══ THE INPUT ══

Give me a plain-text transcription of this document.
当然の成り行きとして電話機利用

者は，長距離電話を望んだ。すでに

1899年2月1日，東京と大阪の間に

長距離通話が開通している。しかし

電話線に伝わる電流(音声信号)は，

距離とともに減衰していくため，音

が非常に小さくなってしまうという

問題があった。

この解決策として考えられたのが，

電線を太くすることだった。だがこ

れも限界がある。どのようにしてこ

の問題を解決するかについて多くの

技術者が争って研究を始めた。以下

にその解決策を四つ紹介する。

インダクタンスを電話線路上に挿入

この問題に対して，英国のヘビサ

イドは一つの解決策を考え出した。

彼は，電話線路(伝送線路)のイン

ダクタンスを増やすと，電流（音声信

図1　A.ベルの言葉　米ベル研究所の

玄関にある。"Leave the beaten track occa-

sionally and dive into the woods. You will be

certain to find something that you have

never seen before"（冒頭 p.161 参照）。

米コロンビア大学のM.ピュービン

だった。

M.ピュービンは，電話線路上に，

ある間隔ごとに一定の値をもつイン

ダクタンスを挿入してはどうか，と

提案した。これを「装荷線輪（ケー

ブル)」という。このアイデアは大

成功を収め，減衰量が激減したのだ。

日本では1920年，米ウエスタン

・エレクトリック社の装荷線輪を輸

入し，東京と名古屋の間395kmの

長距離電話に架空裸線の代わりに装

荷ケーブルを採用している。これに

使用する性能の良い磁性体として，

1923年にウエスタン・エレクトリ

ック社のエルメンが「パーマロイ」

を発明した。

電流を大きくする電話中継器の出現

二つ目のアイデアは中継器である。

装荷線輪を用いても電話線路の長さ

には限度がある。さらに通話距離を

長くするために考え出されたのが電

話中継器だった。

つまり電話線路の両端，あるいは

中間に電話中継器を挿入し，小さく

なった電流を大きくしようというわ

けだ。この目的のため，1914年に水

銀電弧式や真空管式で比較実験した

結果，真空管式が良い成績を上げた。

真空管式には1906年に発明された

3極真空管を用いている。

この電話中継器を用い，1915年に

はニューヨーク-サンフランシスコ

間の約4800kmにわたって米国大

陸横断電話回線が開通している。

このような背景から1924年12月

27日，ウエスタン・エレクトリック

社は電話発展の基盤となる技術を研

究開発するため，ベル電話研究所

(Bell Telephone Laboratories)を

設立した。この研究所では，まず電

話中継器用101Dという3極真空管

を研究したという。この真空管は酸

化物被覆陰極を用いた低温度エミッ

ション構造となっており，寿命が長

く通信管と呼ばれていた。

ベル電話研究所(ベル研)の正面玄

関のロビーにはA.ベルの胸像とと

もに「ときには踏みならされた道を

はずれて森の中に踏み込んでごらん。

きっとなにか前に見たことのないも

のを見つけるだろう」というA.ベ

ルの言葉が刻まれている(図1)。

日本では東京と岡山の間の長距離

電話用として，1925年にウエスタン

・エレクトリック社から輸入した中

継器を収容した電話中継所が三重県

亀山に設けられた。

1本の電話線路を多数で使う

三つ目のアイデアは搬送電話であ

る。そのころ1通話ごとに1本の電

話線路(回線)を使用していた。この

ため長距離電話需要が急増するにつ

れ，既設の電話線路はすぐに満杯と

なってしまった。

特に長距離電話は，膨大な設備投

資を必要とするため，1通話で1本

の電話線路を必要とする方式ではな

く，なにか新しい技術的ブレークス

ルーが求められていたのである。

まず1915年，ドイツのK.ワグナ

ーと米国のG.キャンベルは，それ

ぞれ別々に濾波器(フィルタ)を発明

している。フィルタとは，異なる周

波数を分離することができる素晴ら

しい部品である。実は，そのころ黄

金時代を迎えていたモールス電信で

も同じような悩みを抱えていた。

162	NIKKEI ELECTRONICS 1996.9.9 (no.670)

═══

STATED TASK:
Return all of the data exactly as it reads.

RESPONSE BELOW:
Give me a plain-text transcription of this document.
当然の成り行きとして電話機利用

者は，長距離電話を望んだ。すでに

1899年2月1日，東京と大阪の間に

長距離通話が開通している。しかし

電話線に伝わる電流(音声信号)は，

距離とともに減衰していくため，音

が非常に小さくなってしまうという

問題があった。

この解決策として考えられたのが，

電線を太くすることだった。だがこ

れも限界がある。どのようにしてこ

の問題を解決するかについて多くの

技術者が争って研究を始めた。以下

にその解決策を四つ紹介する。

インダクタンスを電話線路上に挿入

この問題に対して，英国のヘビサ

イドは一つの解決策を考え出した。

彼は，電話線路(伝送線路)のイン

ダクタンスを増やすと，電流（音声信

図1　A.ベルの言葉　米ベル研究所の

玄関にある。"Leave the beaten track occa-

sionally and dive into the woods. You will be

certain to find something that you have

never seen before"（冒頭 p.161 参照）。

米コロンビア大学のM.ピュービン

だった。

M.ピュービンは，電話線路上に，

ある間隔ごとに一定の値をもつイン

ダクタンスを挿入してはどうか，と

提案した。これを「装荷線輪（ケー

ブル)」という。このアイデアは大

成功を収め，減衰量が激減したのだ。

日本では1920年，米ウエスタン

・エレクトリック社の装荷線輪を輸

入し，東京と名古屋の間395kmの

長距離電話に架空裸線の代わりに装

荷ケーブルを採用している。これに

使用する性能の良い磁性体として，

1923年にウエスタン・エレクトリ

ック社のエルメンが「パーマロイ」

を発明した。

電流を大きくする電話中継器の出現

二つ目のアイデアは中継器である。

装荷線輪を用いても電話線路の長さ

には限度がある。さらに通話距離を

長くするために考え出されたのが電

話中継器だった。

つまり電話線路の両端，あるいは

中間に電話中継器を挿入し，小さく

なった電流を大きくしようというわ

けだ。この目的のため，1914年に水

銀電弧式や真空管式で比較実験した

結果，真空管式が良い成績を上げた。

真空管式には1906年に発明された

3極真空管を用いている。

この電話中継器を用い，1915年に

はニューヨーク-サンフランシスコ

間の約4800kmにわたって米国大

陸横断電話回線が開通している。

このような背景から1924年12月

27日，ウエスタン・エレクトリック

社は電話発展の基盤となる技術を研

究開発するため，ベル電話研究所

(Bell Telephone Laboratories)を

設立した。この研究所では，まず電

話中継器用101Dという3極真空管

を研究したという。この真空管は酸

化物被覆陰極を用いた低温度エミッ

ション構造となっており，寿命が長

く通信管と呼ばれていた。

ベル電話研究所(ベル研)の正面玄

関のロビーにはA.ベルの胸像とと

もに「ときには踏みならされた道を

はずれて森の中に踏み込んでごらん。

きっとなにか前に見たことのないも

のを見つけるだろう」というA.ベ

ルの言葉が刻まれている(図1)。

日本では東京と岡山の間の長距離

電話用として，1925年にウエスタン

・エレクトリック社から輸入した中

継器を収容した電話中継所が三重県

亀山に設けられた。

1本の電話線路を多数で使う

三つ目のアイデアは搬送電話であ

る。そのころ1通話ごとに1本の電

話線路(回線)を使用していた。この

ため長距離電話需要が急増するにつ

れ，既設の電話線路はすぐに満杯と

なってしまった。

特に長距離電話は，膨大な設備投

資を必要とするため，1通話で1本

の電話線路を必要とする方式ではな

く，なにか新しい技術的ブレークス

ルーが求められていたのである。

まず1915年，ドイツのK.ワグナ

ーと米国のG.キャンベルは，それ

ぞれ別々に濾波器(フィルタ)を発明

している。フィルタとは，異なる周

波数を分離することができる素晴ら

しい部品である。実は，そのころ黄

金時代を迎えていたモールス電信で

も同じような悩みを抱えていた。

162	NIKKEI ELECTRONICS 1996.9.9 (no.670)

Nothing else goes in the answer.